Do this: Print each line exactly as it is given.

====== Entries provided ======

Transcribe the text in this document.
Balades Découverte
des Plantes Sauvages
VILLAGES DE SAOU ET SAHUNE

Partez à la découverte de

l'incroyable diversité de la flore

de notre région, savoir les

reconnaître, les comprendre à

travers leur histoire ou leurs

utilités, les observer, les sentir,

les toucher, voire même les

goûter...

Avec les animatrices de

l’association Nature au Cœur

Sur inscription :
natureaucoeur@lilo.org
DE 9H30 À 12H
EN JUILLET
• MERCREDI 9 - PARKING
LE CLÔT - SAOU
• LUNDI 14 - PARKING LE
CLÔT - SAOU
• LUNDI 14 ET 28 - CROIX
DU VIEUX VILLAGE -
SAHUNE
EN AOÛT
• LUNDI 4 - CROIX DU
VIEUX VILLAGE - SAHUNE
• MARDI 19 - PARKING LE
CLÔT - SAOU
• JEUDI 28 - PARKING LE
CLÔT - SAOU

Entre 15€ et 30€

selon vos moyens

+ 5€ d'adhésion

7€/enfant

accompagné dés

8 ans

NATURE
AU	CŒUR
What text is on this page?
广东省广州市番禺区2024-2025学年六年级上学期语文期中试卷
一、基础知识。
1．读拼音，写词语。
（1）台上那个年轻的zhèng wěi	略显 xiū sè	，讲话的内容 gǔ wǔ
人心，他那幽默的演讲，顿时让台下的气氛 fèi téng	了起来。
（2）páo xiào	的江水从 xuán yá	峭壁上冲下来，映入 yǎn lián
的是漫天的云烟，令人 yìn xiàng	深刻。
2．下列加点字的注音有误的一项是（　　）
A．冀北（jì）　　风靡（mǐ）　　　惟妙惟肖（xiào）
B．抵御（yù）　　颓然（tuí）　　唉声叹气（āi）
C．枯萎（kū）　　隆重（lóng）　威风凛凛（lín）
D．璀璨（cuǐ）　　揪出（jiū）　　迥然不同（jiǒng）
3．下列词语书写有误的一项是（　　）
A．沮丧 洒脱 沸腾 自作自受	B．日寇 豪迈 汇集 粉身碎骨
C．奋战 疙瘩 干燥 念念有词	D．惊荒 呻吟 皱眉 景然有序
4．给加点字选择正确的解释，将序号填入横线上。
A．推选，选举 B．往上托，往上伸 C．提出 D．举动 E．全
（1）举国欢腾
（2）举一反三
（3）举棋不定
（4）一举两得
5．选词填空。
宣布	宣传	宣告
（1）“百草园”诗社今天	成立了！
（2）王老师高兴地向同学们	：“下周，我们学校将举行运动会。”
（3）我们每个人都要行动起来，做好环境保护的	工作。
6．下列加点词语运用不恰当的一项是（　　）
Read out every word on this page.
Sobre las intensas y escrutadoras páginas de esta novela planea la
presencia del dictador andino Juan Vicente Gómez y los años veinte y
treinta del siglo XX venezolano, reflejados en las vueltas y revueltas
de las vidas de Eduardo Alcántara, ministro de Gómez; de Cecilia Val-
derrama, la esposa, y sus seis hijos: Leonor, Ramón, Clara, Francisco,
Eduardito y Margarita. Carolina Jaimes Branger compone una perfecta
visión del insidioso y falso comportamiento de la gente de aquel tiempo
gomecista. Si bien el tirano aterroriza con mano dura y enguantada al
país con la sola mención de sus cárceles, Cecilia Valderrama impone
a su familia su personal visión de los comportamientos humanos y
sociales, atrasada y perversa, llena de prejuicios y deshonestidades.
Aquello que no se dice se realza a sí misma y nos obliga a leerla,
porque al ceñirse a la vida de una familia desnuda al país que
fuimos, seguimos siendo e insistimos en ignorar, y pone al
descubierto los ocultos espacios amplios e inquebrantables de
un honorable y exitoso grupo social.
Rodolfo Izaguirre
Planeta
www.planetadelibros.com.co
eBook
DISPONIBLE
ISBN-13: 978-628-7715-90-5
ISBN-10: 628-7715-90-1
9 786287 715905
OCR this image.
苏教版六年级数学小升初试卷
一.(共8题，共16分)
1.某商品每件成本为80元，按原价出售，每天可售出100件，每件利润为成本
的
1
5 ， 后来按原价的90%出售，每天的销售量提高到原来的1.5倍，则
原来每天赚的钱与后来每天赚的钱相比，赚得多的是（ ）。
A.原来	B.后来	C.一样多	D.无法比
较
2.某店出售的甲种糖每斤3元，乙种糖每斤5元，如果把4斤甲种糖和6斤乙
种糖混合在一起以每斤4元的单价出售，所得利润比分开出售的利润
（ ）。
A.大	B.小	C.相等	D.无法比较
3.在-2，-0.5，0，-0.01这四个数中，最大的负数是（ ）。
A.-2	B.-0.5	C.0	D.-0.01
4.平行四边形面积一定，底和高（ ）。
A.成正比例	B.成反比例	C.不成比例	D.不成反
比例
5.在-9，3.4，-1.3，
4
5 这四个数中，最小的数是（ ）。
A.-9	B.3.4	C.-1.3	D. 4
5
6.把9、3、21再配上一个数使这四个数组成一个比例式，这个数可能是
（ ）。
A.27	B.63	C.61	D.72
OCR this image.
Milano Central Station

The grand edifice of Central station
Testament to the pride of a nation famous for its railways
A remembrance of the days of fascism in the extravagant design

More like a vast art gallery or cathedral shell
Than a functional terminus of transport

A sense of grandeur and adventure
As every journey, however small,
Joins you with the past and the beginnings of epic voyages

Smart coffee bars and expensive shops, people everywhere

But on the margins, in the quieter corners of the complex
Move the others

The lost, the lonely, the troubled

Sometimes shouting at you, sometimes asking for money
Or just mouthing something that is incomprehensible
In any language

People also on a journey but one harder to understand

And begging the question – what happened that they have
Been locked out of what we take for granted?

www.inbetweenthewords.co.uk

======

Output for this exercise:
Transcribe the text in this document.
Balades Découverte
des Plantes Sauvages
VILLAGES DE SAOU ET SAHUNE

Partez à la découverte de

l'incroyable diversité de la flore

de notre région, savoir les

reconnaître, les comprendre à

travers leur histoire ou leurs

utilités, les observer, les sentir,

les toucher, voire même les

goûter...

Avec les animatrices de

l’association Nature au Cœur

Sur inscription :
natureaucoeur@lilo.org
DE 9H30 À 12H
EN JUILLET
• MERCREDI 9 - PARKING
LE CLÔT - SAOU
• LUNDI 14 - PARKING LE
CLÔT - SAOU
• LUNDI 14 ET 28 - CROIX
DU VIEUX VILLAGE -
SAHUNE
EN AOÛT
• LUNDI 4 - CROIX DU
VIEUX VILLAGE - SAHUNE
• MARDI 19 - PARKING LE
CLÔT - SAOU
• JEUDI 28 - PARKING LE
CLÔT - SAOU

Entre 15€ et 30€

selon vos moyens

+ 5€ d'adhésion

7€/enfant

accompagné dés

8 ans

NATURE
AU	CŒUR
What text is on this page?
广东省广州市番禺区2024-2025学年六年级上学期语文期中试卷
一、基础知识。
1．读拼音，写词语。
（1）台上那个年轻的zhèng wěi	略显 xiū sè	，讲话的内容 gǔ wǔ
人心，他那幽默的演讲，顿时让台下的气氛 fèi téng	了起来。
（2）páo xiào	的江水从 xuán yá	峭壁上冲下来，映入 yǎn lián
的是漫天的云烟，令人 yìn xiàng	深刻。
2．下列加点字的注音有误的一项是（　　）
A．冀北（jì）　　风靡（mǐ）　　　惟妙惟肖（xiào）
B．抵御（yù）　　颓然（tuí）　　唉声叹气（āi）
C．枯萎（kū）　　隆重（lóng）　威风凛凛（lín）
D．璀璨（cuǐ）　　揪出（jiū）　　迥然不同（jiǒng）
3．下列词语书写有误的一项是（　　）
A．沮丧 洒脱 沸腾 自作自受	B．日寇 豪迈 汇集 粉身碎骨
C．奋战 疙瘩 干燥 念念有词	D．惊荒 呻吟 皱眉 景然有序
4．给加点字选择正确的解释，将序号填入横线上。
A．推选，选举 B．往上托，往上伸 C．提出 D．举动 E．全
（1）举国欢腾
（2）举一反三
（3）举棋不定
（4）一举两得
5．选词填空。
宣布	宣传	宣告
（1）“百草园”诗社今天	成立了！
（2）王老师高兴地向同学们	：“下周，我们学校将举行运动会。”
（3）我们每个人都要行动起来，做好环境保护的	工作。
6．下列加点词语运用不恰当的一项是（　　）
Read out every word on this page.
Sobre las intensas y escrutadoras páginas de esta novela planea la
presencia del dictador andino Juan Vicente Gómez y los años veinte y
treinta del siglo XX venezolano, reflejados en las vueltas y revueltas
de las vidas de Eduardo Alcántara, ministro de Gómez; de Cecilia Val-
derrama, la esposa, y sus seis hijos: Leonor, Ramón, Clara, Francisco,
Eduardito y Margarita. Carolina Jaimes Branger compone una perfecta
visión del insidioso y falso comportamiento de la gente de aquel tiempo
gomecista. Si bien el tirano aterroriza con mano dura y enguantada al
país con la sola mención de sus cárceles, Cecilia Valderrama impone
a su familia su personal visión de los comportamientos humanos y
sociales, atrasada y perversa, llena de prejuicios y deshonestidades.
Aquello que no se dice se realza a sí misma y nos obliga a leerla,
porque al ceñirse a la vida de una familia desnuda al país que
fuimos, seguimos siendo e insistimos en ignorar, y pone al
descubierto los ocultos espacios amplios e inquebrantables de
un honorable y exitoso grupo social.
Rodolfo Izaguirre
Planeta
www.planetadelibros.com.co
eBook
DISPONIBLE
ISBN-13: 978-628-7715-90-5
ISBN-10: 628-7715-90-1
9 786287 715905
OCR this image.
苏教版六年级数学小升初试卷
一.(共8题，共16分)
1.某商品每件成本为80元，按原价出售，每天可售出100件，每件利润为成本
的
1
5 ， 后来按原价的90%出售，每天的销售量提高到原来的1.5倍，则
原来每天赚的钱与后来每天赚的钱相比，赚得多的是（ ）。
A.原来	B.后来	C.一样多	D.无法比
较
2.某店出售的甲种糖每斤3元，乙种糖每斤5元，如果把4斤甲种糖和6斤乙
种糖混合在一起以每斤4元的单价出售，所得利润比分开出售的利润
（ ）。
A.大	B.小	C.相等	D.无法比较
3.在-2，-0.5，0，-0.01这四个数中，最大的负数是（ ）。
A.-2	B.-0.5	C.0	D.-0.01
4.平行四边形面积一定，底和高（ ）。
A.成正比例	B.成反比例	C.不成比例	D.不成反
比例
5.在-9，3.4，-1.3，
4
5 这四个数中，最小的数是（ ）。
A.-9	B.3.4	C.-1.3	D. 4
5
6.把9、3、21再配上一个数使这四个数组成一个比例式，这个数可能是
（ ）。
A.27	B.63	C.61	D.72
OCR this image.
Milano Central Station

The grand edifice of Central station
Testament to the pride of a nation famous for its railways
A remembrance of the days of fascism in the extravagant design

More like a vast art gallery or cathedral shell
Than a functional terminus of transport

A sense of grandeur and adventure
As every journey, however small,
Joins you with the past and the beginnings of epic voyages

Smart coffee bars and expensive shops, people everywhere

But on the margins, in the quieter corners of the complex
Move the others

The lost, the lonely, the troubled

Sometimes shouting at you, sometimes asking for money
Or just mouthing something that is incomprehensible
In any language

People also on a journey but one harder to understand

And begging the question – what happened that they have
Been locked out of what we take for granted?

www.inbetweenthewords.co.uk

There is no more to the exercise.